Stored items:
——————
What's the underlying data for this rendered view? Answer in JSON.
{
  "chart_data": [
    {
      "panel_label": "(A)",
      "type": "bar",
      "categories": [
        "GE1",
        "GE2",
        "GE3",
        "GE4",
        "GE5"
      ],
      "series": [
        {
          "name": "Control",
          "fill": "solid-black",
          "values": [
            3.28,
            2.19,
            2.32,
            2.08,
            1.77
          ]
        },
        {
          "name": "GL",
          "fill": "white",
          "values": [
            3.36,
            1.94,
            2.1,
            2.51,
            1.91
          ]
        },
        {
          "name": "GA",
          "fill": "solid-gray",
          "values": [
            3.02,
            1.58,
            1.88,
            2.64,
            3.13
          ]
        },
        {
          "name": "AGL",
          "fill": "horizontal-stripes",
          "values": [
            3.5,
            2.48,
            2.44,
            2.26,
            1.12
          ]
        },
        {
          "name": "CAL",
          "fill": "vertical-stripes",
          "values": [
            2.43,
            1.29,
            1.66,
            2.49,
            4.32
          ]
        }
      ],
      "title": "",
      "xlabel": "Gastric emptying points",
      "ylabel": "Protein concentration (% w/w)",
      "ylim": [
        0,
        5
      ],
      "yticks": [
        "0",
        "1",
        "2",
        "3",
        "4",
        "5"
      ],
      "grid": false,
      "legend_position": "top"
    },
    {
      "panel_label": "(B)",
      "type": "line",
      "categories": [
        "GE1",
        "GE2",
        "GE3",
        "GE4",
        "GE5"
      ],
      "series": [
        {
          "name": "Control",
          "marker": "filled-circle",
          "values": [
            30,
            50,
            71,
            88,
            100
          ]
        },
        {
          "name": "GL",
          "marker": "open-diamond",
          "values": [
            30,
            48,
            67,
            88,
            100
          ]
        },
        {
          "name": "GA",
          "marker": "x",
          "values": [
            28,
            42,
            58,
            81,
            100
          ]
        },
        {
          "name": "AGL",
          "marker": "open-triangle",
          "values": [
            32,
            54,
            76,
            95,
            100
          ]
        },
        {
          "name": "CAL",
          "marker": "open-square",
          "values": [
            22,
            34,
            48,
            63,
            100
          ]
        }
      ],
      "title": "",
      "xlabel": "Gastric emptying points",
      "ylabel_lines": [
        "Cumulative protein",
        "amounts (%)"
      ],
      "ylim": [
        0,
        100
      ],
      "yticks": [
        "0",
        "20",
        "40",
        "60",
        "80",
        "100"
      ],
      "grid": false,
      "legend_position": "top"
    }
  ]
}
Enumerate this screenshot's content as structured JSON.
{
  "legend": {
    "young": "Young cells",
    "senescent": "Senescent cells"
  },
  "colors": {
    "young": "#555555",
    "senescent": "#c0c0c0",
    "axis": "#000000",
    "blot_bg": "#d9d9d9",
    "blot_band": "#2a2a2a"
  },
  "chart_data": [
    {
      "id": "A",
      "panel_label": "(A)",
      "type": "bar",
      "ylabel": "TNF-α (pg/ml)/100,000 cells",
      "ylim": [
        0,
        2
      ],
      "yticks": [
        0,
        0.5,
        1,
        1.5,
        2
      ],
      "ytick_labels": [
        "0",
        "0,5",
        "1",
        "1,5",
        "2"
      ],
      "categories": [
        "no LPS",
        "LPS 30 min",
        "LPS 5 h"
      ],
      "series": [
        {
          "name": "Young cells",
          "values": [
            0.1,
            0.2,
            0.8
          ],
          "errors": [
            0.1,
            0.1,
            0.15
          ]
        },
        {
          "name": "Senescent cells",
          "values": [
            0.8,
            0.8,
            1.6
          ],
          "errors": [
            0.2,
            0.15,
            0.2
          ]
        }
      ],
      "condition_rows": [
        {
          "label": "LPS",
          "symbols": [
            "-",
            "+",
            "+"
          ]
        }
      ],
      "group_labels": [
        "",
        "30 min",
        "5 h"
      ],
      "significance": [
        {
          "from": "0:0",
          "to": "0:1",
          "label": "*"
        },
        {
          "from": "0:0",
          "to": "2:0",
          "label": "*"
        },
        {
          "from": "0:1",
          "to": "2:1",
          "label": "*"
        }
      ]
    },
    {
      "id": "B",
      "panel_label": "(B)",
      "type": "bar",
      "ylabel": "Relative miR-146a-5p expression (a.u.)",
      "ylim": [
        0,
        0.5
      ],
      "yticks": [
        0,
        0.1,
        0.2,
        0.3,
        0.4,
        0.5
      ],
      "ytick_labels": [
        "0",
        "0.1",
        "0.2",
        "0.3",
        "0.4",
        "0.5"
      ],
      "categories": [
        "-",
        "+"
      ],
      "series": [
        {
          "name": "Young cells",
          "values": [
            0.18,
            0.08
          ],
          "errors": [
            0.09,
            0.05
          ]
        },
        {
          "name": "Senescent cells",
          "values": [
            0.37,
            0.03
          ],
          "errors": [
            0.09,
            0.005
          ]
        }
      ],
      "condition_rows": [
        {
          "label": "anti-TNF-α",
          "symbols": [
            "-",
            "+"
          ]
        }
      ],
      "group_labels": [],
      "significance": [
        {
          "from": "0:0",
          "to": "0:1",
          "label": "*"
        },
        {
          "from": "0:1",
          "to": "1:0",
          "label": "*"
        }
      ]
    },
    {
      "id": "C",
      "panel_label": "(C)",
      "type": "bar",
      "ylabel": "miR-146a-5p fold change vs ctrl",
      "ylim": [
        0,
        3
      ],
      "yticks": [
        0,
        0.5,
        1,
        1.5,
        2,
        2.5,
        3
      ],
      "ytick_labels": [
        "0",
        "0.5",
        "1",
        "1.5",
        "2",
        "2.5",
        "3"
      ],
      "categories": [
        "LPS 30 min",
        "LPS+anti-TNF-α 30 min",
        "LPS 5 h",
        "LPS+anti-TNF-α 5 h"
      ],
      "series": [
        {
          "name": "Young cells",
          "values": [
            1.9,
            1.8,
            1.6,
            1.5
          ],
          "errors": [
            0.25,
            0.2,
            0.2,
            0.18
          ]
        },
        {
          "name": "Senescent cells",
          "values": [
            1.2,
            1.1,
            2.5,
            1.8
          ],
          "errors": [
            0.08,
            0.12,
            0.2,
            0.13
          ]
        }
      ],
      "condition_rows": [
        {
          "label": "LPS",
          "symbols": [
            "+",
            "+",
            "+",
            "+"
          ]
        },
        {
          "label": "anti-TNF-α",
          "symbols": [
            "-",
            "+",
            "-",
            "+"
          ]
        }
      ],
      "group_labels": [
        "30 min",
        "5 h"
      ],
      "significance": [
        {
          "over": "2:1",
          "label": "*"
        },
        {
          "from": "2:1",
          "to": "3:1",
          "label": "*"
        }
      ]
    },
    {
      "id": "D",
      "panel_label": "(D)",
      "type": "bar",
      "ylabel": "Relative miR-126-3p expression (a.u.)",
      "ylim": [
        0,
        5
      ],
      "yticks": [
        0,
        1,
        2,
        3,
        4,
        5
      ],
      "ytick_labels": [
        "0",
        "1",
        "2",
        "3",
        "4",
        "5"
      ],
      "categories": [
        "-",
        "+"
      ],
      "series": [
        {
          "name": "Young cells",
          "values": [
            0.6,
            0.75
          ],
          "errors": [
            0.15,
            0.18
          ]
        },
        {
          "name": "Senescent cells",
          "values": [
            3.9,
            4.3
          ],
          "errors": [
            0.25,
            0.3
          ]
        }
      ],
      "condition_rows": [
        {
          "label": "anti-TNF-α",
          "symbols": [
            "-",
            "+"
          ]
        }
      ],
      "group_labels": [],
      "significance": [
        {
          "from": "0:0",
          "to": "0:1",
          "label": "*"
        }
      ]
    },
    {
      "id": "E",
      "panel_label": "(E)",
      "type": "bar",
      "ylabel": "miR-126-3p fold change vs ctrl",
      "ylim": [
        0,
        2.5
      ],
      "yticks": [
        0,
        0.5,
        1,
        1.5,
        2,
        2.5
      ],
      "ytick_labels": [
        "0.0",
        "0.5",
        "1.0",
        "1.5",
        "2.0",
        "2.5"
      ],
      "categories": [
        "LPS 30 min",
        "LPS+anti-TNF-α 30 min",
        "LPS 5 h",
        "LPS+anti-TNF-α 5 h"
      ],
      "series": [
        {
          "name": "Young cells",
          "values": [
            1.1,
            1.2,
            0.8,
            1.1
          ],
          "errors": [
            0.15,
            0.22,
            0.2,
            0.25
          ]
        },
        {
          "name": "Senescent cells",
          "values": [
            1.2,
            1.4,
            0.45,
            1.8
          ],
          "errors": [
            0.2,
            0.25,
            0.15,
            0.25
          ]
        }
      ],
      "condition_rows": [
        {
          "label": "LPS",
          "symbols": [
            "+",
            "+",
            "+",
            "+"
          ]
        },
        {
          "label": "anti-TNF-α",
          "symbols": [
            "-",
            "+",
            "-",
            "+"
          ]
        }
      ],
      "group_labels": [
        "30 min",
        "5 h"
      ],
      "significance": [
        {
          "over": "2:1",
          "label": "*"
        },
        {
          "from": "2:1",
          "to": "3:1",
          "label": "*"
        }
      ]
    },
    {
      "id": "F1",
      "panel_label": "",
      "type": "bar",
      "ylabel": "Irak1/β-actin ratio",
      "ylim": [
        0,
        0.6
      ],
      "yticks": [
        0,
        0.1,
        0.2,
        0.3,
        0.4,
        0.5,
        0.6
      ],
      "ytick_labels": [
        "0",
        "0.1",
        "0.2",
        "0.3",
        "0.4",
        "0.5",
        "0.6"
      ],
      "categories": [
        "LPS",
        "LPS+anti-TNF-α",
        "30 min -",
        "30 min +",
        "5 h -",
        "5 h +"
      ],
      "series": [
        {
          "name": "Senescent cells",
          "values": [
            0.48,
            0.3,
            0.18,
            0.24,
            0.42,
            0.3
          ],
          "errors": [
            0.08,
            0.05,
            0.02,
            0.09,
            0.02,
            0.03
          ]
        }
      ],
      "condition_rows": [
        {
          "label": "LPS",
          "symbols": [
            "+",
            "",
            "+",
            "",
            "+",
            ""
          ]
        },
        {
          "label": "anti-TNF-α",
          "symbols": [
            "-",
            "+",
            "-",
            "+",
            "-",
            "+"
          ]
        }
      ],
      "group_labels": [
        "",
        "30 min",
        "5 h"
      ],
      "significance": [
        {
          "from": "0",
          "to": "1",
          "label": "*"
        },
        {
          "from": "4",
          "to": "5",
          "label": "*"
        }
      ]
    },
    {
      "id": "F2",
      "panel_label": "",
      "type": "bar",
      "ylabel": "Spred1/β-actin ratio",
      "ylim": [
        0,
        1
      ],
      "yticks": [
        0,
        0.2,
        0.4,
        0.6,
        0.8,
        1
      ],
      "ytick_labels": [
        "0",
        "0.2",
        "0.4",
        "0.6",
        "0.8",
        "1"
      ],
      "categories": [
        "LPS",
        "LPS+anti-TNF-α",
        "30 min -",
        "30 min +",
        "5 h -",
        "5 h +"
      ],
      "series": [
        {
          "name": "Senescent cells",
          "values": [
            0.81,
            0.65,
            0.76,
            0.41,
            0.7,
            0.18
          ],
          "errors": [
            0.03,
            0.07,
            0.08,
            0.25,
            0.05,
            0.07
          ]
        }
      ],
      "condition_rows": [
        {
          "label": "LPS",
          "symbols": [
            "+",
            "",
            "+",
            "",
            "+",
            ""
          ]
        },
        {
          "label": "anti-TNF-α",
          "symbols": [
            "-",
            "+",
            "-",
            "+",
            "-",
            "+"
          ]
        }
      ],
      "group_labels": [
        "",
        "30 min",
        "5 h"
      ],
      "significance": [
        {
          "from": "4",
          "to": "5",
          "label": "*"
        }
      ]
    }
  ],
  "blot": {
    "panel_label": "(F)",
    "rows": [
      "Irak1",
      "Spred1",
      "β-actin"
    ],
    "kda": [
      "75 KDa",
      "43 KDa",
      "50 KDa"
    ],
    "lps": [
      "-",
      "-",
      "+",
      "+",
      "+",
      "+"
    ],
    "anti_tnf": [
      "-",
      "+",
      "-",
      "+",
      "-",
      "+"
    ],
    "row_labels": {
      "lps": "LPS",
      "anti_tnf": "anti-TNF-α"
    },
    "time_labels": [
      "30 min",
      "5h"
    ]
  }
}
——————
- TASK
Where a line of the records contains the word "this", copy that line.

- WRITTEN RESPONSE
What's the underlying data for this rendered view? Answer in JSON.
Enumerate this screenshot's content as structured JSON.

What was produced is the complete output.